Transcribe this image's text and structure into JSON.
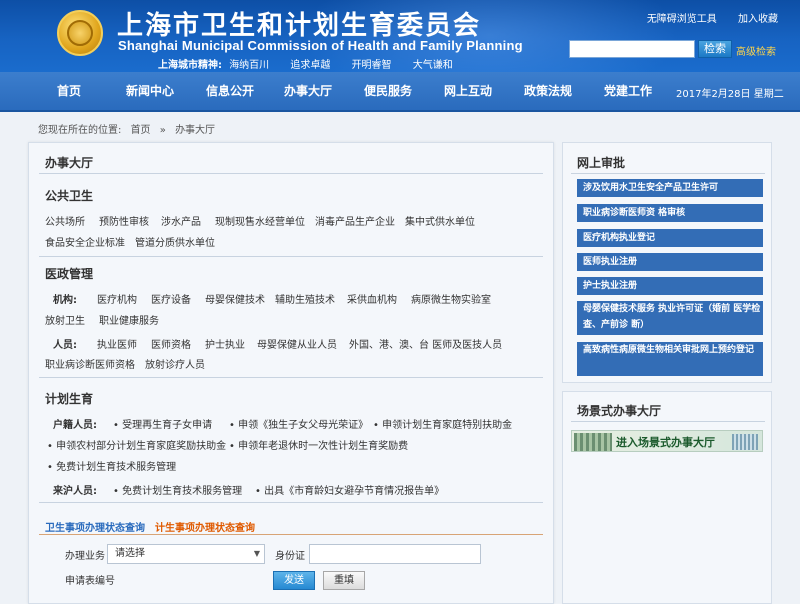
{
  "header": {
    "title_cn": "上海市卫生和计划生育委员会",
    "title_en": "Shanghai Municipal Commission of Health and Family Planning",
    "spirit_label": "上海城市精神:",
    "spirit_items": [
      "海纳百川",
      "追求卓越",
      "开明睿智",
      "大气谦和"
    ],
    "top_links": [
      "无障碍浏览工具",
      "加入收藏"
    ],
    "search_button": "检索",
    "advanced_search": "高级检索"
  },
  "nav": {
    "items": [
      "首页",
      "新闻中心",
      "信息公开",
      "办事大厅",
      "便民服务",
      "网上互动",
      "政策法规",
      "党建工作"
    ],
    "date": "2017年2月28日 星期二"
  },
  "breadcrumb": {
    "label": "您现在所在的位置:",
    "items": [
      "首页",
      "»",
      "办事大厅"
    ]
  },
  "main": {
    "title": "办事大厅",
    "public_health": {
      "title": "公共卫生",
      "row1": [
        "公共场所",
        "预防性审核",
        "涉水产品",
        "现制现售水经营单位",
        "消毒产品生产企业",
        "集中式供水单位"
      ],
      "row2": [
        "食品安全企业标准",
        "管道分质供水单位"
      ]
    },
    "medical": {
      "title": "医政管理",
      "org_label": "机构:",
      "org_row1": [
        "医疗机构",
        "医疗设备",
        "母婴保健技术",
        "辅助生殖技术",
        "采供血机构",
        "病原微生物实验室"
      ],
      "org_row2": [
        "放射卫生",
        "职业健康服务"
      ],
      "person_label": "人员:",
      "person_row1": [
        "执业医师",
        "医师资格",
        "护士执业",
        "母婴保健从业人员",
        "外国、港、澳、台 医师及医技人员"
      ],
      "person_row2": [
        "职业病诊断医师资格",
        "放射诊疗人员"
      ]
    },
    "family_planning": {
      "title": "计划生育",
      "resident_label": "户籍人员:",
      "resident_row1": [
        "• 受理再生育子女申请",
        "• 申领《独生子女父母光荣证》",
        "• 申领计划生育家庭特别扶助金"
      ],
      "resident_row2": [
        "• 申领农村部分计划生育家庭奖励扶助金",
        "• 申领年老退休时一次性计划生育奖励费"
      ],
      "resident_row3": [
        "• 免费计划生育技术服务管理"
      ],
      "migrant_label": "来沪人员:",
      "migrant_row1": [
        "• 免费计划生育技术服务管理",
        "• 出具《市育龄妇女避孕节育情况报告单》"
      ]
    },
    "query": {
      "tab1": "卫生事项办理状态查询",
      "tab2": "计生事项办理状态查询",
      "business_label": "办理业务",
      "select_value": "请选择",
      "idcard_label": "身份证",
      "form_no_label": "申请表编号",
      "submit": "发送",
      "reset": "重填"
    }
  },
  "sidebar": {
    "online_title": "网上审批",
    "online_items": [
      "涉及饮用水卫生安全产品卫生许可",
      "职业病诊断医师资 格审核",
      "医疗机构执业登记",
      "医师执业注册",
      "护士执业注册",
      "母婴保健技术服务 执业许可证（婚前 医学检查、产前诊 断）",
      "高致病性病原微生物相关审批网上预约登记"
    ],
    "scene_title": "场景式办事大厅",
    "scene_banner": "进入场景式办事大厅"
  }
}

What you will do => Copy the records exactly. Skip the pictures.

The result =>
Transcribe this image's text and structure into JSON.
{
  "header": {
    "title_cn": "上海市卫生和计划生育委员会",
    "title_en": "Shanghai Municipal Commission of Health and Family Planning",
    "spirit_label": "上海城市精神:",
    "spirit_items": [
      "海纳百川",
      "追求卓越",
      "开明睿智",
      "大气谦和"
    ],
    "top_links": [
      "无障碍浏览工具",
      "加入收藏"
    ],
    "search_button": "检索",
    "advanced_search": "高级检索"
  },
  "nav": {
    "items": [
      "首页",
      "新闻中心",
      "信息公开",
      "办事大厅",
      "便民服务",
      "网上互动",
      "政策法规",
      "党建工作"
    ],
    "date": "2017年2月28日 星期二"
  },
  "breadcrumb": {
    "label": "您现在所在的位置:",
    "items": [
      "首页",
      "»",
      "办事大厅"
    ]
  },
  "main": {
    "title": "办事大厅",
    "public_health": {
      "title": "公共卫生",
      "row1": [
        "公共场所",
        "预防性审核",
        "涉水产品",
        "现制现售水经营单位",
        "消毒产品生产企业",
        "集中式供水单位"
      ],
      "row2": [
        "食品安全企业标准",
        "管道分质供水单位"
      ]
    },
    "medical": {
      "title": "医政管理",
      "org_label": "机构:",
      "org_row1": [
        "医疗机构",
        "医疗设备",
        "母婴保健技术",
        "辅助生殖技术",
        "采供血机构",
        "病原微生物实验室"
      ],
      "org_row2": [
        "放射卫生",
        "职业健康服务"
      ],
      "person_label": "人员:",
      "person_row1": [
        "执业医师",
        "医师资格",
        "护士执业",
        "母婴保健从业人员",
        "外国、港、澳、台 医师及医技人员"
      ],
      "person_row2": [
        "职业病诊断医师资格",
        "放射诊疗人员"
      ]
    },
    "family_planning": {
      "title": "计划生育",
      "resident_label": "户籍人员:",
      "resident_row1": [
        "• 受理再生育子女申请",
        "• 申领《独生子女父母光荣证》",
        "• 申领计划生育家庭特别扶助金"
      ],
      "resident_row2": [
        "• 申领农村部分计划生育家庭奖励扶助金",
        "• 申领年老退休时一次性计划生育奖励费"
      ],
      "resident_row3": [
        "• 免费计划生育技术服务管理"
      ],
      "migrant_label": "来沪人员:",
      "migrant_row1": [
        "• 免费计划生育技术服务管理",
        "• 出具《市育龄妇女避孕节育情况报告单》"
      ]
    },
    "query": {
      "tab1": "卫生事项办理状态查询",
      "tab2": "计生事项办理状态查询",
      "business_label": "办理业务",
      "select_value": "请选择",
      "idcard_label": "身份证",
      "form_no_label": "申请表编号",
      "submit": "发送",
      "reset": "重填"
    }
  },
  "sidebar": {
    "online_title": "网上审批",
    "online_items": [
      "涉及饮用水卫生安全产品卫生许可",
      "职业病诊断医师资 格审核",
      "医疗机构执业登记",
      "医师执业注册",
      "护士执业注册",
      "母婴保健技术服务 执业许可证（婚前 医学检查、产前诊 断）",
      "高致病性病原微生物相关审批网上预约登记"
    ],
    "scene_title": "场景式办事大厅",
    "scene_banner": "进入场景式办事大厅"
  }
}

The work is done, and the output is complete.